● WHAT IS REQUIRED
Go through the listing and write out all of it exactly.

(Part of a data file)

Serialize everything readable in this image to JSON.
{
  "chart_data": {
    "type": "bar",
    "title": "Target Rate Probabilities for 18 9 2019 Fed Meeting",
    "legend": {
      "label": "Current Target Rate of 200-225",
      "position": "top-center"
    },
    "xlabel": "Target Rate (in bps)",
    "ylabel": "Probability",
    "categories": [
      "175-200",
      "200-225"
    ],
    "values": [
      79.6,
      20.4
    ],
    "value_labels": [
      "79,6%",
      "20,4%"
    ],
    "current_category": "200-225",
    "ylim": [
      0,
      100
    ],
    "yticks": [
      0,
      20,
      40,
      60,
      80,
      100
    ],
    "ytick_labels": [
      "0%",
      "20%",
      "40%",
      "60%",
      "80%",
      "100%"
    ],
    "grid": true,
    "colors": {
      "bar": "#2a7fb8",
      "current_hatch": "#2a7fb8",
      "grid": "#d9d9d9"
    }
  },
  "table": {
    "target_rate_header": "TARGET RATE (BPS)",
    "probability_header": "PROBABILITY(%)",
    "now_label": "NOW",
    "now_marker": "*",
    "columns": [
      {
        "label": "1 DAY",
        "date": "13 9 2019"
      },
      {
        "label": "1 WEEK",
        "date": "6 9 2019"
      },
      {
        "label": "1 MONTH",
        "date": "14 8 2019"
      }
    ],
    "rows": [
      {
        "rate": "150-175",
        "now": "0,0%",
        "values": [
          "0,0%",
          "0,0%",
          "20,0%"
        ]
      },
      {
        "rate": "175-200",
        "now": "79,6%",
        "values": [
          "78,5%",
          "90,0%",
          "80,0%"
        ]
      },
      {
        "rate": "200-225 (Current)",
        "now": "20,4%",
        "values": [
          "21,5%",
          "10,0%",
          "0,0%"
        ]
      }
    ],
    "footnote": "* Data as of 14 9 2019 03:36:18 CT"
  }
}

● REPLY TO THE TASK
Serialize everything readable in this image to JSON.
{
  "chart_data": {
    "type": "bar",
    "title": "Target Rate Probabilities for 18 9 2019 Fed Meeting",
    "legend": {
      "label": "Current Target Rate of 200-225",
      "position": "top-center"
    },
    "xlabel": "Target Rate (in bps)",
    "ylabel": "Probability",
    "categories": [
      "175-200",
      "200-225"
    ],
    "values": [
      79.6,
      20.4
    ],
    "value_labels": [
      "79,6%",
      "20,4%"
    ],
    "current_category": "200-225",
    "ylim": [
      0,
      100
    ],
    "yticks": [
      0,
      20,
      40,
      60,
      80,
      100
    ],
    "ytick_labels": [
      "0%",
      "20%",
      "40%",
      "60%",
      "80%",
      "100%"
    ],
    "grid": true,
    "colors": {
      "bar": "#2a7fb8",
      "current_hatch": "#2a7fb8",
      "grid": "#d9d9d9"
    }
  },
  "table": {
    "target_rate_header": "TARGET RATE (BPS)",
    "probability_header": "PROBABILITY(%)",
    "now_label": "NOW",
    "now_marker": "*",
    "columns": [
      {
        "label": "1 DAY",
        "date": "13 9 2019"
      },
      {
        "label": "1 WEEK",
        "date": "6 9 2019"
      },
      {
        "label": "1 MONTH",
        "date": "14 8 2019"
      }
    ],
    "rows": [
      {
        "rate": "150-175",
        "now": "0,0%",
        "values": [
          "0,0%",
          "0,0%",
          "20,0%"
        ]
      },
      {
        "rate": "175-200",
        "now": "79,6%",
        "values": [
          "78,5%",
          "90,0%",
          "80,0%"
        ]
      },
      {
        "rate": "200-225 (Current)",
        "now": "20,4%",
        "values": [
          "21,5%",
          "10,0%",
          "0,0%"
        ]
      }
    ],
    "footnote": "* Data as of 14 9 2019 03:36:18 CT"
  }
}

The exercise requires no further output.